CHALLENGE - Wherever the string "комфортной" appears in the listing, copy that line.

DATA FOR THE TASK -
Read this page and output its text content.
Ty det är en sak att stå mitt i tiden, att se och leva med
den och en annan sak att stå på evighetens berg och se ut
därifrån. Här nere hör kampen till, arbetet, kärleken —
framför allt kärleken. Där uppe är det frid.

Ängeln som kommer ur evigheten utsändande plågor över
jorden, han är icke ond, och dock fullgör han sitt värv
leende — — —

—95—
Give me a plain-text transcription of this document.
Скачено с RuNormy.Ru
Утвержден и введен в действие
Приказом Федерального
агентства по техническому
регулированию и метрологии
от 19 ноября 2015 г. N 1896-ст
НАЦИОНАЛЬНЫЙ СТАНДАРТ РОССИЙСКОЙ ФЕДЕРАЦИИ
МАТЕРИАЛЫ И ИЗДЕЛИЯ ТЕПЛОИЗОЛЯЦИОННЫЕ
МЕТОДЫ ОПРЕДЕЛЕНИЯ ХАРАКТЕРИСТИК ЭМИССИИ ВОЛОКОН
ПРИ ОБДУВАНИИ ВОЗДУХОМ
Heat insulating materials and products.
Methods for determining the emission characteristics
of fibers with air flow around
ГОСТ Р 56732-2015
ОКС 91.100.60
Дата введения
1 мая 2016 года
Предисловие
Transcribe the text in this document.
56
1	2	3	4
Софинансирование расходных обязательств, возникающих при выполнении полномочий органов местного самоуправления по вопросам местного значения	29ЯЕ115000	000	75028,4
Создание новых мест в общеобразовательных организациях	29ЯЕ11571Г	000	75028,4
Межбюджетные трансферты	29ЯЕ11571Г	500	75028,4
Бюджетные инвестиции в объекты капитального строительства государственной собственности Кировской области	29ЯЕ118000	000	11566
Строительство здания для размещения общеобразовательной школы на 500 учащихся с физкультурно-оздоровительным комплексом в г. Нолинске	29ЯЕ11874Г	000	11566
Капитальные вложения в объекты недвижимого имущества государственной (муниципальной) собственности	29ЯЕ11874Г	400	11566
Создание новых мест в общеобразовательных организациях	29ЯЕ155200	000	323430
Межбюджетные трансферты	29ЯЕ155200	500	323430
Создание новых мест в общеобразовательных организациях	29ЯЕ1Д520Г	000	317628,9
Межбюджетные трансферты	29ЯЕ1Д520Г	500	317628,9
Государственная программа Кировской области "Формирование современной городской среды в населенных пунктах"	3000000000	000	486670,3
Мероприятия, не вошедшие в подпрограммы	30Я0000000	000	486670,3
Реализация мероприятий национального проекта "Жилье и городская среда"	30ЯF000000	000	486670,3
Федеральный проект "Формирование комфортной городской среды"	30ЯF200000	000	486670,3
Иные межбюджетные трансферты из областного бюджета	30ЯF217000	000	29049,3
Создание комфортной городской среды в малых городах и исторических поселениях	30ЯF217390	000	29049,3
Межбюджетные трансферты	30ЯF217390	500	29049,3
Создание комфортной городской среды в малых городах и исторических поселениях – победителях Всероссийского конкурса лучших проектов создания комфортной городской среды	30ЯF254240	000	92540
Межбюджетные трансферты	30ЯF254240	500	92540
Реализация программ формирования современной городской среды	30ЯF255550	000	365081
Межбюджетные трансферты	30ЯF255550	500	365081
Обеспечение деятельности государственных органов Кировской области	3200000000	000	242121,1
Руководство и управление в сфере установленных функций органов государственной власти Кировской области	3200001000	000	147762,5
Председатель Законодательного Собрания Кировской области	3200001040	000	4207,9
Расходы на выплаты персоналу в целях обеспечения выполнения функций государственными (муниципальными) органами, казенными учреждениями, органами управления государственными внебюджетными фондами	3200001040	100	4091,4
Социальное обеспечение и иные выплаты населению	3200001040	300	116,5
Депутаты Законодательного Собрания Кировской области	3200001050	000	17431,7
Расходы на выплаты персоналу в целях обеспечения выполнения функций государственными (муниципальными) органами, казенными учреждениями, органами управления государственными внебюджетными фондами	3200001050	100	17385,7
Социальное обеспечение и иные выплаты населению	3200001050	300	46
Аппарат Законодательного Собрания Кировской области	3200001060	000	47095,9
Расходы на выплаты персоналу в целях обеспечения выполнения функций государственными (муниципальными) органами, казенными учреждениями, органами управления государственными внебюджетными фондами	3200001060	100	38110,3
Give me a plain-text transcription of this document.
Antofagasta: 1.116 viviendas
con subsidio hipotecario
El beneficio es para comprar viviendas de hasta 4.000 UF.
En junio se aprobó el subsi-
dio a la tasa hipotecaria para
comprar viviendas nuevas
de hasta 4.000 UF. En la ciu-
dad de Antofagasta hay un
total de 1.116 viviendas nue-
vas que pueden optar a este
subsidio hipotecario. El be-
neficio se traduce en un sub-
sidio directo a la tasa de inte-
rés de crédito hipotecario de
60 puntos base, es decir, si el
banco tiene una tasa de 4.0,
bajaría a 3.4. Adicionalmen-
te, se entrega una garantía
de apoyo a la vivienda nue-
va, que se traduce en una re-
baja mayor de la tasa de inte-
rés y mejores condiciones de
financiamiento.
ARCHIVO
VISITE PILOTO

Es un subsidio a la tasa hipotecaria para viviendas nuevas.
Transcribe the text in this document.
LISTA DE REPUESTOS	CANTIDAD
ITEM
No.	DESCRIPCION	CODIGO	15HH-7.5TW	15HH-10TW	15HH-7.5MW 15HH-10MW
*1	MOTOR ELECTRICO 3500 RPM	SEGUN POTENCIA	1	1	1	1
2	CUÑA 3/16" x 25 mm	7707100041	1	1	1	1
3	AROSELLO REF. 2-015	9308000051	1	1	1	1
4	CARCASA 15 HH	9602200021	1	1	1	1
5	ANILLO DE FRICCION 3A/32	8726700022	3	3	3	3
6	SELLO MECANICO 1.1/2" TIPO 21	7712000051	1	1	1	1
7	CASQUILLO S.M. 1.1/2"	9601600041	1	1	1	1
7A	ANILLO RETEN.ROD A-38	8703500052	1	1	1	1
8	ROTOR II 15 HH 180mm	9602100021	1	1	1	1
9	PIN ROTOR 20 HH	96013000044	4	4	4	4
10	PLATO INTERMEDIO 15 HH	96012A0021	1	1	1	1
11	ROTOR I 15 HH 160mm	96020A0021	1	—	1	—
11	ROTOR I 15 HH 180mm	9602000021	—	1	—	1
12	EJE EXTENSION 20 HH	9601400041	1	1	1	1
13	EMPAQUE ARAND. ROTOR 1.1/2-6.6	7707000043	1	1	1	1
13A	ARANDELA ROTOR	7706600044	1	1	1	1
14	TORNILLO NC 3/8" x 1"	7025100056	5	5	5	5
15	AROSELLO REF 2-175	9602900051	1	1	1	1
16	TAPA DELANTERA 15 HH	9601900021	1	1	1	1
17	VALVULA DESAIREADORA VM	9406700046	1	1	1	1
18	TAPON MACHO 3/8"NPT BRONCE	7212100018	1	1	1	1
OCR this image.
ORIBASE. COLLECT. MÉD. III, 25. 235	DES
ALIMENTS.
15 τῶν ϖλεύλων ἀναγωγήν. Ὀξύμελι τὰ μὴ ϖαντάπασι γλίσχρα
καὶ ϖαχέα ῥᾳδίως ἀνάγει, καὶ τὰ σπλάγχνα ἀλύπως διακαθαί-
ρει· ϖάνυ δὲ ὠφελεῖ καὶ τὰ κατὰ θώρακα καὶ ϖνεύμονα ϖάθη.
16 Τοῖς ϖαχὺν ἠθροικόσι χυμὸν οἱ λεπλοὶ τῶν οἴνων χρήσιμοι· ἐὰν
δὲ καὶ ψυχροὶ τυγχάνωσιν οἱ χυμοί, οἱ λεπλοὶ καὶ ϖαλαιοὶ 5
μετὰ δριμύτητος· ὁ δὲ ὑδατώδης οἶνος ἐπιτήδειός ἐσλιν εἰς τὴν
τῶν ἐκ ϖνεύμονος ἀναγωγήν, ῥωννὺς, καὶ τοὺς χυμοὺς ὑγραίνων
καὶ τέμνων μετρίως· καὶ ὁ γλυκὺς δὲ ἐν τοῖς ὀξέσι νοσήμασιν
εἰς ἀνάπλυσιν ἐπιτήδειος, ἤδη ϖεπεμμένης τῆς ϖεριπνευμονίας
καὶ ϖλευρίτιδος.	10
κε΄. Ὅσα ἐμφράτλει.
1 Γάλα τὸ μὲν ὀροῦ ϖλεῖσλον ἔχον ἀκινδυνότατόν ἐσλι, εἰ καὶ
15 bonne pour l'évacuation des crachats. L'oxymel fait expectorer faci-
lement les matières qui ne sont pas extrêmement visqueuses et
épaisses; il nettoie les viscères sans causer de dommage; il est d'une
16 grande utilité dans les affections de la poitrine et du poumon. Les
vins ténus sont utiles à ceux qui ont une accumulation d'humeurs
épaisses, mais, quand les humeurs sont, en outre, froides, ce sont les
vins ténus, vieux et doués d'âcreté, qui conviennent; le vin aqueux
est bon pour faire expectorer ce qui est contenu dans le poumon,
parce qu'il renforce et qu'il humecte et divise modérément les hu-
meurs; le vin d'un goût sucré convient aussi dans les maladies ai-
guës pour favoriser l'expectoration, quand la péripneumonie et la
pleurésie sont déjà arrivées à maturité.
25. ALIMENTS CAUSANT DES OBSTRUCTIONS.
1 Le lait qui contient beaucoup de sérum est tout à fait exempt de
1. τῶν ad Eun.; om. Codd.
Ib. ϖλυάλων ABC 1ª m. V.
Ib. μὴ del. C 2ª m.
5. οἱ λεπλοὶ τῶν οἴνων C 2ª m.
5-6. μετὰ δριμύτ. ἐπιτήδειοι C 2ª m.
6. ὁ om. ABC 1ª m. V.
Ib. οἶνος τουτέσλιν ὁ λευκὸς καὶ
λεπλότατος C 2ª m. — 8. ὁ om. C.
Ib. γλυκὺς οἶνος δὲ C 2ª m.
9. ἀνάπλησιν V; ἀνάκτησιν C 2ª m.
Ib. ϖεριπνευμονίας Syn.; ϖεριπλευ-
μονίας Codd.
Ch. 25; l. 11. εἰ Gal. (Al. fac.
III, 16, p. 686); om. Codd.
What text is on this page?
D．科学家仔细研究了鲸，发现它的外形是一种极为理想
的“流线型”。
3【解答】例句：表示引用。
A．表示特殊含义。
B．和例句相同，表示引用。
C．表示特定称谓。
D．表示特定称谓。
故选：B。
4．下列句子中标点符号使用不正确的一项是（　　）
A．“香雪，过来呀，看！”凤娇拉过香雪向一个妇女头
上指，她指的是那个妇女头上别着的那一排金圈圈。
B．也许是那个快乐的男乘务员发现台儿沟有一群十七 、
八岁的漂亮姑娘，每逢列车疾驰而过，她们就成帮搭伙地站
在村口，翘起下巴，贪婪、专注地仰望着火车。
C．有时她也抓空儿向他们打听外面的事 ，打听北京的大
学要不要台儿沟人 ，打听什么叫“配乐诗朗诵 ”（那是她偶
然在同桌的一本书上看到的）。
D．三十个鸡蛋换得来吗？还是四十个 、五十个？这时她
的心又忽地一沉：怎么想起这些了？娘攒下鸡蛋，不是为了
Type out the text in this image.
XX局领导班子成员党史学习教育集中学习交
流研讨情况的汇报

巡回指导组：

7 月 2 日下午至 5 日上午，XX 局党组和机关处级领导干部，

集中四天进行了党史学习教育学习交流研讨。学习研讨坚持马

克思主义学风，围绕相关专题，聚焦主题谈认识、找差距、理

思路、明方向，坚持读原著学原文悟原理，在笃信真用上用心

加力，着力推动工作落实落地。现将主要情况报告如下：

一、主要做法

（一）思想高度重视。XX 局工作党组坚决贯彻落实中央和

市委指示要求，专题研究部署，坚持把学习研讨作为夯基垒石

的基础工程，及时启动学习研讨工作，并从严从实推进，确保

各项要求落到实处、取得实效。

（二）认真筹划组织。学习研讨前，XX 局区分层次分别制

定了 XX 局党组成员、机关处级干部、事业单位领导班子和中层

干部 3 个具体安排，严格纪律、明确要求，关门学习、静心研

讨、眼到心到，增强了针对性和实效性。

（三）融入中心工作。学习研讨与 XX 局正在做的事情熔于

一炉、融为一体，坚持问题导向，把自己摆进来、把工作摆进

THE REPLY -
Федеральный проект "Формирование комфортной городской среды"	30ЯF200000	000	486670,3
Создание комфортной городской среды в малых городах и исторических поселениях	30ЯF217390	000	29049,3
Создание комфортной городской среды в малых городах и исторических поселениях – победителях Всероссийского конкурса лучших проектов создания комфортной городской среды	30ЯF254240	000	92540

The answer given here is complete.